> The task
Would you write out the records word for word, beginning at their first line and stopping after the line that contains "176, 1764, 674]"?

> Record set
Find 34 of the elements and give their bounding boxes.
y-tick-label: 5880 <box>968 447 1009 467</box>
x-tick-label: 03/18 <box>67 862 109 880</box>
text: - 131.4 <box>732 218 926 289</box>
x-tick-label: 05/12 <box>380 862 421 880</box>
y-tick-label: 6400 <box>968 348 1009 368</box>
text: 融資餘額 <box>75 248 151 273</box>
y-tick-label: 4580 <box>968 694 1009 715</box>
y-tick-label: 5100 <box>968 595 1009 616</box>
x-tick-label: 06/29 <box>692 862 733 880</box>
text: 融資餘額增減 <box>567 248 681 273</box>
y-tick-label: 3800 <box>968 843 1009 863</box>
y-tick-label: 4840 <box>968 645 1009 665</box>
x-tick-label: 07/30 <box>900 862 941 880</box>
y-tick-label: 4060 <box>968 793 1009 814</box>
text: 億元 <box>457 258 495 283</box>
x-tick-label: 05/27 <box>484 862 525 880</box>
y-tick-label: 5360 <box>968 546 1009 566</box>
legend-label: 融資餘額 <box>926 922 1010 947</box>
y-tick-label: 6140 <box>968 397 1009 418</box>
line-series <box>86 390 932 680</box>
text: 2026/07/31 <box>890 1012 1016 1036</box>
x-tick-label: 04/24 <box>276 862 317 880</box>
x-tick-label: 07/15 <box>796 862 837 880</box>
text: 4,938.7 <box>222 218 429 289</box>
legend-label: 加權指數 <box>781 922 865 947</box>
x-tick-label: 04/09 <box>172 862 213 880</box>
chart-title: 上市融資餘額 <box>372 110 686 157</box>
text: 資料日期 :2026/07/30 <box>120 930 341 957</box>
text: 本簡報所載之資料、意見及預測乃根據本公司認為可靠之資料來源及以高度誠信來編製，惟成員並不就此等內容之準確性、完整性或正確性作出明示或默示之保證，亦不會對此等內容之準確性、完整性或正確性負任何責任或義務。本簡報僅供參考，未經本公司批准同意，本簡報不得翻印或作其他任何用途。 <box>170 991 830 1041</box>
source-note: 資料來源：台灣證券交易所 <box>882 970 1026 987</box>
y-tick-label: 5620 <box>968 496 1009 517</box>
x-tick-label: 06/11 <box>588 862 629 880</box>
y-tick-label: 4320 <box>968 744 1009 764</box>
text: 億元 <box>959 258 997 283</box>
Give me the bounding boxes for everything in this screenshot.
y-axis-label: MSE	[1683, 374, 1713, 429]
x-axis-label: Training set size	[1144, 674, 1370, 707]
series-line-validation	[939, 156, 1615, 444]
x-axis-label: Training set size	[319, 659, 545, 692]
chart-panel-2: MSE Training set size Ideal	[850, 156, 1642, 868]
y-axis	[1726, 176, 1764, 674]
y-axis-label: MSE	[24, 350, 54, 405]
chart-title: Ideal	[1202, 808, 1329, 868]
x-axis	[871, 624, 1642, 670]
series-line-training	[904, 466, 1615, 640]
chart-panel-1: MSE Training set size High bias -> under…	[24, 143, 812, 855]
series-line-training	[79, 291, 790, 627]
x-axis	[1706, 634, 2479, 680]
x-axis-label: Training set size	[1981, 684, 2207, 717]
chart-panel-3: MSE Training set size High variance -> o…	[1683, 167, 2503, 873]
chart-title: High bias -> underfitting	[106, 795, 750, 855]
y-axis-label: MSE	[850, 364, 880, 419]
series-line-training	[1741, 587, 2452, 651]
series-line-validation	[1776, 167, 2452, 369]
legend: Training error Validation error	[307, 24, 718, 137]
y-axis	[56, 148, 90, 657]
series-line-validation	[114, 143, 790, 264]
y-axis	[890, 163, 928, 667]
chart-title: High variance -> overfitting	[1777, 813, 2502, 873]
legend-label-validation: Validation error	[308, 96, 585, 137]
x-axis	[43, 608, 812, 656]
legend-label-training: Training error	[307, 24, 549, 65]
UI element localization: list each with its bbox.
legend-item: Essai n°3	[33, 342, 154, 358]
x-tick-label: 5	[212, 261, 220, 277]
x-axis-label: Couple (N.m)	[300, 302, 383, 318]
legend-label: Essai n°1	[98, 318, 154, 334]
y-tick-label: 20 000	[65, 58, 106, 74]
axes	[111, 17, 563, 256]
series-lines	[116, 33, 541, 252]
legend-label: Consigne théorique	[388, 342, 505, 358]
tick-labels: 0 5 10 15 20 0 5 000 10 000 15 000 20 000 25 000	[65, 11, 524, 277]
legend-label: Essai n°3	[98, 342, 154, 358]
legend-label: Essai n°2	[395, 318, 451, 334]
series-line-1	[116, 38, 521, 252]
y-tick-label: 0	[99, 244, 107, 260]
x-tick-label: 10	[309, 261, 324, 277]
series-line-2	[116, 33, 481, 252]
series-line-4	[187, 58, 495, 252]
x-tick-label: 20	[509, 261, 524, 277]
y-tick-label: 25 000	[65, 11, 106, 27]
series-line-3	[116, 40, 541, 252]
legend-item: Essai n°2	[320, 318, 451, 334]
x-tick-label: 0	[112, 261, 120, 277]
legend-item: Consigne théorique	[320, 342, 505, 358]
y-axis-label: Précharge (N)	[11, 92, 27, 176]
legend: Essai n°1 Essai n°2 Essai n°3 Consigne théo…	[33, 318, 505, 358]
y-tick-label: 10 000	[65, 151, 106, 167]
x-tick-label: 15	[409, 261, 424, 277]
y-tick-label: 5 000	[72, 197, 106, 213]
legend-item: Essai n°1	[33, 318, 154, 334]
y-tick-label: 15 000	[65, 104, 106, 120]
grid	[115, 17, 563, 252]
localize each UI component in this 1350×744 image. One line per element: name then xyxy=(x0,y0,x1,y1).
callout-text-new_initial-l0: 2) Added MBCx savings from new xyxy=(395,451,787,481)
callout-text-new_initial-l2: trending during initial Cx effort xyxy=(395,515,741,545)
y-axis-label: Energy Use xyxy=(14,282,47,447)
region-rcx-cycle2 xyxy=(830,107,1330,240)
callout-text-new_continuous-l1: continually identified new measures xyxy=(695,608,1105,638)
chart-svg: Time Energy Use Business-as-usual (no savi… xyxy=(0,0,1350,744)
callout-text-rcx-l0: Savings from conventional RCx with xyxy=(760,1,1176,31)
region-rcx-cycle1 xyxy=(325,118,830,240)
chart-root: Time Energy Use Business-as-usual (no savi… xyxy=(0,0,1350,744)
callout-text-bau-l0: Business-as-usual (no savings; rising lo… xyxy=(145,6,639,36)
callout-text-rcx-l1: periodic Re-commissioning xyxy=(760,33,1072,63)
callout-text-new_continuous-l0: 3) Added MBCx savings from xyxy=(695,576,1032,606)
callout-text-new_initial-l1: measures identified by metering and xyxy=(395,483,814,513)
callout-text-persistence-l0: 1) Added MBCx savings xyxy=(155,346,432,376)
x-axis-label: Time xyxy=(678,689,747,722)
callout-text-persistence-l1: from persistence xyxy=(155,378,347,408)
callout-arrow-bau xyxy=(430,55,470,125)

> Worked answer
Find 34 of the elements and give their bounding boxes.
y-tick-label: 5880 <box>968 447 1009 467</box>
x-tick-label: 03/18 <box>67 862 109 880</box>
text: - 131.4 <box>732 218 926 289</box>
x-tick-label: 05/12 <box>380 862 421 880</box>
y-tick-label: 6400 <box>968 348 1009 368</box>
text: 融資餘額 <box>75 248 151 273</box>
y-tick-label: 4580 <box>968 694 1009 715</box>
y-tick-label: 5100 <box>968 595 1009 616</box>
x-tick-label: 06/29 <box>692 862 733 880</box>
text: 融資餘額增減 <box>567 248 681 273</box>
y-tick-label: 3800 <box>968 843 1009 863</box>
y-tick-label: 4840 <box>968 645 1009 665</box>
x-tick-label: 07/30 <box>900 862 941 880</box>
y-tick-label: 4060 <box>968 793 1009 814</box>
text: 億元 <box>457 258 495 283</box>
x-tick-label: 05/27 <box>484 862 525 880</box>
y-tick-label: 5360 <box>968 546 1009 566</box>
legend-label: 融資餘額 <box>926 922 1010 947</box>
y-tick-label: 6140 <box>968 397 1009 418</box>
line-series <box>86 390 932 680</box>
text: 2026/07/31 <box>890 1012 1016 1036</box>
x-tick-label: 04/24 <box>276 862 317 880</box>
x-tick-label: 07/15 <box>796 862 837 880</box>
text: 4,938.7 <box>222 218 429 289</box>
legend-label: 加權指數 <box>781 922 865 947</box>
x-tick-label: 04/09 <box>172 862 213 880</box>
chart-title: 上市融資餘額 <box>372 110 686 157</box>
text: 資料日期 :2026/07/30 <box>120 930 341 957</box>
text: 本簡報所載之資料、意見及預測乃根據本公司認為可靠之資料來源及以高度誠信來編製，惟成員並不就此等內容之準確性、完整性或正確性作出明示或默示之保證，亦不會對此等內容之準確性、完整性或正確性負任何責任或義務。本簡報僅供參考，未經本公司批准同意，本簡報不得翻印或作其他任何用途。 <box>170 991 830 1041</box>
source-note: 資料來源：台灣證券交易所 <box>882 970 1026 987</box>
y-tick-label: 5620 <box>968 496 1009 517</box>
x-tick-label: 06/11 <box>588 862 629 880</box>
y-tick-label: 4320 <box>968 744 1009 764</box>
text: 億元 <box>959 258 997 283</box>
Give me the bounding boxes for everything in this screenshot.
y-axis-label: MSE	[1683, 374, 1713, 429]
x-axis-label: Training set size	[1144, 674, 1370, 707]
series-line-validation	[939, 156, 1615, 444]
x-axis-label: Training set size	[319, 659, 545, 692]
chart-panel-2: MSE Training set size Ideal	[850, 156, 1642, 868]
y-axis	[1726, 176, 1764, 674]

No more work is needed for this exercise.